Data supplied.
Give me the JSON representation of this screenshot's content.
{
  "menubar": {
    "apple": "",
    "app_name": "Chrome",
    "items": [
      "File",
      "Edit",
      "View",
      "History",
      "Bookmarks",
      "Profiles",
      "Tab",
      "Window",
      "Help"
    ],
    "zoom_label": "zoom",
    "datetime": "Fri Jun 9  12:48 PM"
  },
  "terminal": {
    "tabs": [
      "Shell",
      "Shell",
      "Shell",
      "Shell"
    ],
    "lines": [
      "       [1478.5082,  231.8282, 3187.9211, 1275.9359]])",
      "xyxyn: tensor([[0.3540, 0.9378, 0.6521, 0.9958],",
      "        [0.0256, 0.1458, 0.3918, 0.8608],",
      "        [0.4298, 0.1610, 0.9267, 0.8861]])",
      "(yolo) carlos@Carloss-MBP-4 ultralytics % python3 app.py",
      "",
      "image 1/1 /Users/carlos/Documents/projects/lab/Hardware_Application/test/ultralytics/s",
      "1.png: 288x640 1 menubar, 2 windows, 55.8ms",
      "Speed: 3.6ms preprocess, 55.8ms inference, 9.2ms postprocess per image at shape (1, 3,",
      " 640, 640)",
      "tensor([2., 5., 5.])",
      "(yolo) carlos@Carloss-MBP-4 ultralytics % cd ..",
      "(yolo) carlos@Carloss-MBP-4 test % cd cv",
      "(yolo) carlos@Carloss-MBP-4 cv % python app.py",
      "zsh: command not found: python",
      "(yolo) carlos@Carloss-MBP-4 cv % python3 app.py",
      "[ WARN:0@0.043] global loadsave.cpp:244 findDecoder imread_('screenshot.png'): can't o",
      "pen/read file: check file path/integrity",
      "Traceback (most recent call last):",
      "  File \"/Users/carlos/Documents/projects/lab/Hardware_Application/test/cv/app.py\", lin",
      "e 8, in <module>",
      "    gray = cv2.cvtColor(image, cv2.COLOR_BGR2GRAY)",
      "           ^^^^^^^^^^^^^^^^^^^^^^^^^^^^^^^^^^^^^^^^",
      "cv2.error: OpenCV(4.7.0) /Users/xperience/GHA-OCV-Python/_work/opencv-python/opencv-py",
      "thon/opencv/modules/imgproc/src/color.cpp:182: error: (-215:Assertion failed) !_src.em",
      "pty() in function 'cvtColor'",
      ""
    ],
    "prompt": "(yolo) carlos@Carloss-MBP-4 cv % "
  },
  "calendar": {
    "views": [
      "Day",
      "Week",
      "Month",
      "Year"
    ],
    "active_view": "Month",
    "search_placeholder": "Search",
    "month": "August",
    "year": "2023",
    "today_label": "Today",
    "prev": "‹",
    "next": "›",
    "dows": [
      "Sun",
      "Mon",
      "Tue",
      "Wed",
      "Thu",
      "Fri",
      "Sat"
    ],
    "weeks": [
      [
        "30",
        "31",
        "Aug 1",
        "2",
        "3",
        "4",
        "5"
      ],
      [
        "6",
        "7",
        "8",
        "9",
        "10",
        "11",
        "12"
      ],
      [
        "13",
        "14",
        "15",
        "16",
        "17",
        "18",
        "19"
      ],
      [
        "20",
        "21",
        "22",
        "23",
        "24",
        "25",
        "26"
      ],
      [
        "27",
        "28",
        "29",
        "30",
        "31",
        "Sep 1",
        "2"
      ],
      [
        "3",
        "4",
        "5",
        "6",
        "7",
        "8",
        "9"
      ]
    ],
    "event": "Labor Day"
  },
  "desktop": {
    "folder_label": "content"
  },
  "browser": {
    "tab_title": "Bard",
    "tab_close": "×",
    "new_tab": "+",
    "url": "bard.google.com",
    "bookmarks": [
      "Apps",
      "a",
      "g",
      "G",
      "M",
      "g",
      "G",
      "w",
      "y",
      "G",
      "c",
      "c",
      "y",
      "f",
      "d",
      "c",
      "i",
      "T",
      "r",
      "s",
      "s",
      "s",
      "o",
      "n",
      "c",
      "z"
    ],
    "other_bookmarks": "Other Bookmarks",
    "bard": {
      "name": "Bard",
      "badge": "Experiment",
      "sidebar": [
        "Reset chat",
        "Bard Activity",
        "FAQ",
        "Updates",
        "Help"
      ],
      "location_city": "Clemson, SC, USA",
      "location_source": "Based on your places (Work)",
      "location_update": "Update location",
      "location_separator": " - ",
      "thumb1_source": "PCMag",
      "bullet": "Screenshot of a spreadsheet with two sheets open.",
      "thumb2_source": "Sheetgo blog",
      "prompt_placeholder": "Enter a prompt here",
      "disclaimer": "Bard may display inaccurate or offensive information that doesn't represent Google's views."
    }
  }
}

Work instructions. All the data must be duplicated exactly, with nothing added or removed.

Solved problem.
Give me the JSON representation of this screenshot's content.
{
  "menubar": {
    "apple": "",
    "app_name": "Chrome",
    "items": [
      "File",
      "Edit",
      "View",
      "History",
      "Bookmarks",
      "Profiles",
      "Tab",
      "Window",
      "Help"
    ],
    "zoom_label": "zoom",
    "datetime": "Fri Jun 9  12:48 PM"
  },
  "terminal": {
    "tabs": [
      "Shell",
      "Shell",
      "Shell",
      "Shell"
    ],
    "lines": [
      "       [1478.5082,  231.8282, 3187.9211, 1275.9359]])",
      "xyxyn: tensor([[0.3540, 0.9378, 0.6521, 0.9958],",
      "        [0.0256, 0.1458, 0.3918, 0.8608],",
      "        [0.4298, 0.1610, 0.9267, 0.8861]])",
      "(yolo) carlos@Carloss-MBP-4 ultralytics % python3 app.py",
      "",
      "image 1/1 /Users/carlos/Documents/projects/lab/Hardware_Application/test/ultralytics/s",
      "1.png: 288x640 1 menubar, 2 windows, 55.8ms",
      "Speed: 3.6ms preprocess, 55.8ms inference, 9.2ms postprocess per image at shape (1, 3,",
      " 640, 640)",
      "tensor([2., 5., 5.])",
      "(yolo) carlos@Carloss-MBP-4 ultralytics % cd ..",
      "(yolo) carlos@Carloss-MBP-4 test % cd cv",
      "(yolo) carlos@Carloss-MBP-4 cv % python app.py",
      "zsh: command not found: python",
      "(yolo) carlos@Carloss-MBP-4 cv % python3 app.py",
      "[ WARN:0@0.043] global loadsave.cpp:244 findDecoder imread_('screenshot.png'): can't o",
      "pen/read file: check file path/integrity",
      "Traceback (most recent call last):",
      "  File \"/Users/carlos/Documents/projects/lab/Hardware_Application/test/cv/app.py\", lin",
      "e 8, in <module>",
      "    gray = cv2.cvtColor(image, cv2.COLOR_BGR2GRAY)",
      "           ^^^^^^^^^^^^^^^^^^^^^^^^^^^^^^^^^^^^^^^^",
      "cv2.error: OpenCV(4.7.0) /Users/xperience/GHA-OCV-Python/_work/opencv-python/opencv-py",
      "thon/opencv/modules/imgproc/src/color.cpp:182: error: (-215:Assertion failed) !_src.em",
      "pty() in function 'cvtColor'",
      ""
    ],
    "prompt": "(yolo) carlos@Carloss-MBP-4 cv % "
  },
  "calendar": {
    "views": [
      "Day",
      "Week",
      "Month",
      "Year"
    ],
    "active_view": "Month",
    "search_placeholder": "Search",
    "month": "August",
    "year": "2023",
    "today_label": "Today",
    "prev": "‹",
    "next": "›",
    "dows": [
      "Sun",
      "Mon",
      "Tue",
      "Wed",
      "Thu",
      "Fri",
      "Sat"
    ],
    "weeks": [
      [
        "30",
        "31",
        "Aug 1",
        "2",
        "3",
        "4",
        "5"
      ],
      [
        "6",
        "7",
        "8",
        "9",
        "10",
        "11",
        "12"
      ],
      [
        "13",
        "14",
        "15",
        "16",
        "17",
        "18",
        "19"
      ],
      [
        "20",
        "21",
        "22",
        "23",
        "24",
        "25",
        "26"
      ],
      [
        "27",
        "28",
        "29",
        "30",
        "31",
        "Sep 1",
        "2"
      ],
      [
        "3",
        "4",
        "5",
        "6",
        "7",
        "8",
        "9"
      ]
    ],
    "event": "Labor Day"
  },
  "desktop": {
    "folder_label": "content"
  },
  "browser": {
    "tab_title": "Bard",
    "tab_close": "×",
    "new_tab": "+",
    "url": "bard.google.com",
    "bookmarks": [
      "Apps",
      "a",
      "g",
      "G",
      "M",
      "g",
      "G",
      "w",
      "y",
      "G",
      "c",
      "c",
      "y",
      "f",
      "d",
      "c",
      "i",
      "T",
      "r",
      "s",
      "s",
      "s",
      "o",
      "n",
      "c",
      "z"
    ],
    "other_bookmarks": "Other Bookmarks",
    "bard": {
      "name": "Bard",
      "badge": "Experiment",
      "sidebar": [
        "Reset chat",
        "Bard Activity",
        "FAQ",
        "Updates",
        "Help"
      ],
      "location_city": "Clemson, SC, USA",
      "location_source": "Based on your places (Work)",
      "location_update": "Update location",
      "location_separator": " - ",
      "thumb1_source": "PCMag",
      "bullet": "Screenshot of a spreadsheet with two sheets open.",
      "thumb2_source": "Sheetgo blog",
      "prompt_placeholder": "Enter a prompt here",
      "disclaimer": "Bard may display inaccurate or offensive information that doesn't represent Google's views."
    }
  }
}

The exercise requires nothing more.